** Passage provided follows **
The extensive flooding that hit Central Europe threatened to wash away not only century-old monuments, but more recent symbols of European innovation as well. Among these, securitizations may shoulder their own share of the devastation, illustrating the damage that extends well beyond the concrete.

Floodwaters affected certain regions in Germany, Austria, The Czech Republic and Slovakia. Allianz estimates that the cost of the damage across these regions will be E15 billion, and the company expects its gross losses to total E815million with at least E580 million concentrated in Germany. Munich Re has pitched in estimates that put its losses in Germany somewhere between E5billion and E10billion.

And while Germany constitutes a small share of the European RMBS market - with E6.5billion issued to date - it has been the most active among the affected Central European countries.

According to Dresdner Kleinwort Wasserstein, the bulk of ABS issuance backed by German assets is made up of RMBS and CLOs. "RMBS are the most obvious victims of the floods given that some houses, which act as collateral for the mortgage loans in the affected regions, have either been destroyed or rendered uninhabitable," reported the bank.
** End of Passage provided **
** Listed entries follows **
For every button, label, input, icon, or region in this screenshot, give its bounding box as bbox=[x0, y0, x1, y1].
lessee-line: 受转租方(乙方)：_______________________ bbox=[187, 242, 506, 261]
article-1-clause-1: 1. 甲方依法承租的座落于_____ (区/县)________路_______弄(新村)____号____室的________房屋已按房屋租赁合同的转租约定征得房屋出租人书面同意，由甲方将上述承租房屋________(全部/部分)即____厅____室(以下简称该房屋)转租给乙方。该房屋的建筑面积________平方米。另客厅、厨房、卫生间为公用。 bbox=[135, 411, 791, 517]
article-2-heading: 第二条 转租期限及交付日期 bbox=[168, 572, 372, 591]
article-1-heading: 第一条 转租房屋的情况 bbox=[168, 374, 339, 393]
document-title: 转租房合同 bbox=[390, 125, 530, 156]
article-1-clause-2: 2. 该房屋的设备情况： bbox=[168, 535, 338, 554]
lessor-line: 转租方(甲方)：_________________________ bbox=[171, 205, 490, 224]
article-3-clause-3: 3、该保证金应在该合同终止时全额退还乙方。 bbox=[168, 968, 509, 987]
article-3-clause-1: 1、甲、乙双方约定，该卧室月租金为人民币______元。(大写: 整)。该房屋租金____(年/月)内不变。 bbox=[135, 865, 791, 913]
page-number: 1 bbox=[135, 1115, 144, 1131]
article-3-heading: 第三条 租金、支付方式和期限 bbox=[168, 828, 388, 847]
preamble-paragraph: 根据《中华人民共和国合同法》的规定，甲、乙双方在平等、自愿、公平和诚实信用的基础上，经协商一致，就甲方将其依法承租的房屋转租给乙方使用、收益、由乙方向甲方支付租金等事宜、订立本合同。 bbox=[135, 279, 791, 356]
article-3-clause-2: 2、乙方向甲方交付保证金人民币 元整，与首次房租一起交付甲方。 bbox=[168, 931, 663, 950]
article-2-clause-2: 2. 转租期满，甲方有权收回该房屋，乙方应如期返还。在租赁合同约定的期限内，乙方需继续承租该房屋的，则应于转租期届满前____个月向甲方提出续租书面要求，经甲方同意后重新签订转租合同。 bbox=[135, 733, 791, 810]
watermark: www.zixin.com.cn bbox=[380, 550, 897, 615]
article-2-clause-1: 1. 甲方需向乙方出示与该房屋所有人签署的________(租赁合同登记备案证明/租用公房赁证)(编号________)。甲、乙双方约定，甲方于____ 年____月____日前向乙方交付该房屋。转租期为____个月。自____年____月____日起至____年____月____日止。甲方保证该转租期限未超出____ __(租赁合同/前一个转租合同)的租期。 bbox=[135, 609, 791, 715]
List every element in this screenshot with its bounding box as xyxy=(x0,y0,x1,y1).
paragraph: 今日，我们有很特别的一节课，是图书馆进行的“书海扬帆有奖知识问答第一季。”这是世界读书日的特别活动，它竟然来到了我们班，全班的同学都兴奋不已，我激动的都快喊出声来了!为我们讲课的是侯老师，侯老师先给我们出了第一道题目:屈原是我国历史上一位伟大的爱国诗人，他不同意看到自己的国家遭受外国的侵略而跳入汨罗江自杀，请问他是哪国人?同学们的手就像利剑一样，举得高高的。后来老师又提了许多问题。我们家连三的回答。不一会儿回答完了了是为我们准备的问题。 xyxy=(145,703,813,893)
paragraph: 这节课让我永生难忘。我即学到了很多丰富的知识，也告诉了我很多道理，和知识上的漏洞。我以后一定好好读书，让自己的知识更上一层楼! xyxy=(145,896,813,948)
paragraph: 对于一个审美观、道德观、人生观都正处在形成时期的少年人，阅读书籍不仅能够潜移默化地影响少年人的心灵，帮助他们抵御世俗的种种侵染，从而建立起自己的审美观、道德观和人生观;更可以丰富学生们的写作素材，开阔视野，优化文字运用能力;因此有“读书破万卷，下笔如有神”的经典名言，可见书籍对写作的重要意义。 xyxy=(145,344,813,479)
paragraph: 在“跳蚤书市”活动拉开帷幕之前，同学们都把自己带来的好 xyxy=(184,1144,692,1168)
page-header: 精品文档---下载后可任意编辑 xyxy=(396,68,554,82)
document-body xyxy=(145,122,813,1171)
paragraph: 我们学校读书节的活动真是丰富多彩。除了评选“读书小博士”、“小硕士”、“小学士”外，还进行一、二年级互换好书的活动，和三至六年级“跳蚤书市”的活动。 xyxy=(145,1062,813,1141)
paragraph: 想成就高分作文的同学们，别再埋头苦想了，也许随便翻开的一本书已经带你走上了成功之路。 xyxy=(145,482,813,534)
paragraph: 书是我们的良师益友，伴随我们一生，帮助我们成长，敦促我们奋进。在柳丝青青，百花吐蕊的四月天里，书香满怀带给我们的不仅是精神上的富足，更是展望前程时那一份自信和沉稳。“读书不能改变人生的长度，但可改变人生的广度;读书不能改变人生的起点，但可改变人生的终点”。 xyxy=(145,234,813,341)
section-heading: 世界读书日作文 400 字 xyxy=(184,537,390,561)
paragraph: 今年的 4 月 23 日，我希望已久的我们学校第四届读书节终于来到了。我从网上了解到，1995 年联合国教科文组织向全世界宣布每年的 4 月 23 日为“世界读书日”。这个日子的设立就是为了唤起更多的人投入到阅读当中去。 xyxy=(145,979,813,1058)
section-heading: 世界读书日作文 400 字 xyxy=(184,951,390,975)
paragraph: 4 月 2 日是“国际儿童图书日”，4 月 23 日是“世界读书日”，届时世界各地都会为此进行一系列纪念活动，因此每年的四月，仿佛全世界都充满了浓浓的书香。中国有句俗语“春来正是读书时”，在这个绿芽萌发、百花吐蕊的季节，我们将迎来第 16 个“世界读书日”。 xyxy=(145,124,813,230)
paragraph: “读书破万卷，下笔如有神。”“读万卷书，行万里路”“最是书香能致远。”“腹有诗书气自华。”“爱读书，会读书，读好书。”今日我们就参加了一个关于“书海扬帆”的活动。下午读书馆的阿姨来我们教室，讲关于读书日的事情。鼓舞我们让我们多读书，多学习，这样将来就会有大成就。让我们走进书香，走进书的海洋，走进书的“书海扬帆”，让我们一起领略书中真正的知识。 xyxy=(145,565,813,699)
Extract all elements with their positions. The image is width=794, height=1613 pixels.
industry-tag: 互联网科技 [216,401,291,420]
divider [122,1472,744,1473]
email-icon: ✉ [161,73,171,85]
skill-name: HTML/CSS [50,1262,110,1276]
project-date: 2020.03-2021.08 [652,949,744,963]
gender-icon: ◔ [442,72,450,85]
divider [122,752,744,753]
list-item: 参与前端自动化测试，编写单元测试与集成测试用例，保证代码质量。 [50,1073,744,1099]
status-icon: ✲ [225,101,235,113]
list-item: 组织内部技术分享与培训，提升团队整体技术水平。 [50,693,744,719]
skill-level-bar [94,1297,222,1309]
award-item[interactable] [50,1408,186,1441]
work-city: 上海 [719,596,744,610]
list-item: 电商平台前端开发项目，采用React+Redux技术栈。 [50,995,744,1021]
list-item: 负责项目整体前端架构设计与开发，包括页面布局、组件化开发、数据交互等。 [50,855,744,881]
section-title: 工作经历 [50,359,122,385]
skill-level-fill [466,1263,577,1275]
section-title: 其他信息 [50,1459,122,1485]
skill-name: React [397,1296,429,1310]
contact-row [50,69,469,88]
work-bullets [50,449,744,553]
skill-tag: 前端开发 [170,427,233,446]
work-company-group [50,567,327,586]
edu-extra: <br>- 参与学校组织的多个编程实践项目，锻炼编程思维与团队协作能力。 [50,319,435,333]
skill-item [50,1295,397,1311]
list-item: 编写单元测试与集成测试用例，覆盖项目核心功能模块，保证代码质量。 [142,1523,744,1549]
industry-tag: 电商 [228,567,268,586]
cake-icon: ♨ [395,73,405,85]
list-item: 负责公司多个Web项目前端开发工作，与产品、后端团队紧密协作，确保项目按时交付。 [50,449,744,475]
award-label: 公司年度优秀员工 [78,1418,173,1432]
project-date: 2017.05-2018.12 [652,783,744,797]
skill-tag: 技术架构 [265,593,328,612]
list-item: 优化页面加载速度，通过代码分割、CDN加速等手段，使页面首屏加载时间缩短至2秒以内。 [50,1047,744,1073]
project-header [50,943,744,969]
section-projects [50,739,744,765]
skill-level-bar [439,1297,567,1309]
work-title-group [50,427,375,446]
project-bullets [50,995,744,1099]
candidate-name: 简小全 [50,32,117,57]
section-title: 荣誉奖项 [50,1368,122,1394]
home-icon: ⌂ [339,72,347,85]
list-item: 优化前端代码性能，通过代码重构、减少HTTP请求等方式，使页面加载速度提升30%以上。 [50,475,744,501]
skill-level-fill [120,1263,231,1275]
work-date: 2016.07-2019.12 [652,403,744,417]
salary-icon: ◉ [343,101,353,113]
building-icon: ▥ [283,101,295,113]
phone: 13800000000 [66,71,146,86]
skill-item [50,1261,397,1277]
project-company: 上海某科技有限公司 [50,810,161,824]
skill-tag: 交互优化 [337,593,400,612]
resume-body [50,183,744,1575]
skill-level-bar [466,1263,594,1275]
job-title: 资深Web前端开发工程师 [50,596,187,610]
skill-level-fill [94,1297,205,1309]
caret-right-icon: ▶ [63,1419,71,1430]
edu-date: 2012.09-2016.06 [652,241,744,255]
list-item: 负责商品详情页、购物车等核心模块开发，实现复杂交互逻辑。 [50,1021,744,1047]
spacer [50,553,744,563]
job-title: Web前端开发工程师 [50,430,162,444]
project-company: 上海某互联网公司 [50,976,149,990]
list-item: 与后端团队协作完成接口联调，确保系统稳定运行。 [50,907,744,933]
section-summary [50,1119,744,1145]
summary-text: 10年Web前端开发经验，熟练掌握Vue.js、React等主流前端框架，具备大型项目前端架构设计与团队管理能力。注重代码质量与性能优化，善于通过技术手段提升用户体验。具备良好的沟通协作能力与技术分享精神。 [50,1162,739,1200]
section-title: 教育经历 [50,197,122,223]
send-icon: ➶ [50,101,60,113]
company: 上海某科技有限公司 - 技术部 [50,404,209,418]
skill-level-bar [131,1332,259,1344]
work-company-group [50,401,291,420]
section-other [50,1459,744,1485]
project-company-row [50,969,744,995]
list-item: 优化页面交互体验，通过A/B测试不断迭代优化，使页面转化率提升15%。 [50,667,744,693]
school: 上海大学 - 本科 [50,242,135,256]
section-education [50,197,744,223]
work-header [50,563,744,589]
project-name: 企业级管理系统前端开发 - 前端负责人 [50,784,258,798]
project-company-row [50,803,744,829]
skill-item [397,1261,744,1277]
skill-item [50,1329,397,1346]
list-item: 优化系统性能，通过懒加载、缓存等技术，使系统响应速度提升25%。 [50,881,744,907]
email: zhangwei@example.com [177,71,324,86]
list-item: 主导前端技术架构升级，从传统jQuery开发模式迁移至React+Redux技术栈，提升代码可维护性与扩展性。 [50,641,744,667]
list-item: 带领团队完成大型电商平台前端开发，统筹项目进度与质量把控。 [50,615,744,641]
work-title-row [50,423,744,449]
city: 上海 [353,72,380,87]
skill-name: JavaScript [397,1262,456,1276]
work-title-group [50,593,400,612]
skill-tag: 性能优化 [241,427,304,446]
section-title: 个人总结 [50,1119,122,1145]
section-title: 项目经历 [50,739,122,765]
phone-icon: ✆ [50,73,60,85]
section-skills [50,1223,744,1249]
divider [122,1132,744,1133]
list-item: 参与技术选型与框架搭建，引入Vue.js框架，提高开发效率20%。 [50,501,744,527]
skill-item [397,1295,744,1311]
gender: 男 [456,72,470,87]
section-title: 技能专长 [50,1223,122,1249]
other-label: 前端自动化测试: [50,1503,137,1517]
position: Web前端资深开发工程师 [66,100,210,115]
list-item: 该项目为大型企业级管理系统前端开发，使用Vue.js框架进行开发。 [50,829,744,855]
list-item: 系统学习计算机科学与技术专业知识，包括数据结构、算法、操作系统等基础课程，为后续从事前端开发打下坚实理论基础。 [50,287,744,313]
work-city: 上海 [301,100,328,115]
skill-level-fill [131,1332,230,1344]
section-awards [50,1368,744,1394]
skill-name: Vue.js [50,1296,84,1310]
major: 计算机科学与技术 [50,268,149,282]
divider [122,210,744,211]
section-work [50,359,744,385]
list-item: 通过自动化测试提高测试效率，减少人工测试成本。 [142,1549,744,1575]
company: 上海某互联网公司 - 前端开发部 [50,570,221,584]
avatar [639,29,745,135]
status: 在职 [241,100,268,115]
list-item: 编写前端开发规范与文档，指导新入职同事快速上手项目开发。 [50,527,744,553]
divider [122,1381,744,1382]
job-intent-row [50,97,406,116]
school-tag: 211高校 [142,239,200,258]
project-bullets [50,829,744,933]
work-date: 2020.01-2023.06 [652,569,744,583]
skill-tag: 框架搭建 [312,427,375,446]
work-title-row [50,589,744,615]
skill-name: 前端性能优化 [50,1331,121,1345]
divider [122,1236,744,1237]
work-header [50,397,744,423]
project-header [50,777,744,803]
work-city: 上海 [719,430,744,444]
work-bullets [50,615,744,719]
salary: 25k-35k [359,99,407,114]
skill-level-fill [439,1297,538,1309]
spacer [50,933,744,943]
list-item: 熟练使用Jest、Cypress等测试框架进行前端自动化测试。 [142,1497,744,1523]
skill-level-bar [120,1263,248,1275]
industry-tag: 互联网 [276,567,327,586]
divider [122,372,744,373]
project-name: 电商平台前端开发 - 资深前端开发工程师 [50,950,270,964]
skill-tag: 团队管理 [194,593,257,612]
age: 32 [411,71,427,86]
** End of Listed entries **
__Work to complete__
• A. Answer each question from the passage on the Central European floods and securitizations, one answer per line, marked as the questions are.
(i) In which four countries were regions affected by the floodwaters?
(ii) How much German RMBS has been issued to date?
(iii) According to Dresdner Kleinwort Wasserstein, what makes up the bulk of ABS issuance backed by German assets?
• B. For each statement, say whether it agrees with the passage on the Central European floods and securitizations. Answer yes or no, and quote the words from the passage that decide it.
(i) Allianz expects at least E580 million of its gross losses to fall in Germany.
(ii) Germany accounts for a large share of the European RMBS market.
(iii) Dresdner Kleinwort Wasserstein describes CLOs as the most obvious victims of the floods.
• C. Resume the passage on the Central European floods and securitizations, beginning after its final sentence.

__Numbered responses__
• A.
(i) Germany, Austria, the Czech Republic and Slovakia.
(ii) E6.5billion.
(iii) RMBS and CLOs.

• B.
(i) Yes: "at least E580 million concentrated in Germany."
(ii) No: "Germany constitutes a small share of the European RMBS market."
(iii) No: "RMBS are the most obvious victims of the floods."

• C.
Fitch investigation

Because of the extent of the damage caused by the flooding, Fitch Ratings has also launched an early attempt to assess the impact the flooding may have on German RMBS the agency has rated.

The regions of Saxony and Saxony-Anhalt in Eastern Germany sustained the most damage. In order to determine what the potential exposure of the German loan portfolios to RMBS transactions, Fitch employed a postcode analysis for collateral located within a 10-kilometer radius of the river Elbe. The transactions where the percentage exceeded 1.5% will be investigated, including the following: Haus 98, Bauhaus, Eurohypo, WuerttHyp 2001-1, NurenbergHyp 2000-1, HVB Real Estate 2001-1, Provide A, Provide Home 2001-1, Provide Gems 2002-1, and Provide Comfort 2002-1.

"The analysis will center on how the lenders are planning to treat flood-stricken borrowers," explained Stuart Jennings at Fitch. "There is pressure on the banks to write off loans where the borrower has suffered such hardship - pressure which banks are resisting. We need to see how this debate will play out."

He added that the agency is also investigating such concerns as whether the borrowers are being given payment holidays, and is legal action to enforce being delayed. Fitch will also investigate the extent of the collateral damage in the regions affected and the percentage of homes that have been damaged.

According to Dresdner, figures in 2000 showed that the region of Saxony has 4.43 million residents, and Saxony-Anhalt 2.62 million. The larger cities in these regions like Leipzig, Halle and Chemintz did not sustain any flood damage, however, and therefore it's likely that the number of people affected by the floods will be less than would initially be apparent - a context within which the exposure of German transactions must be viewed.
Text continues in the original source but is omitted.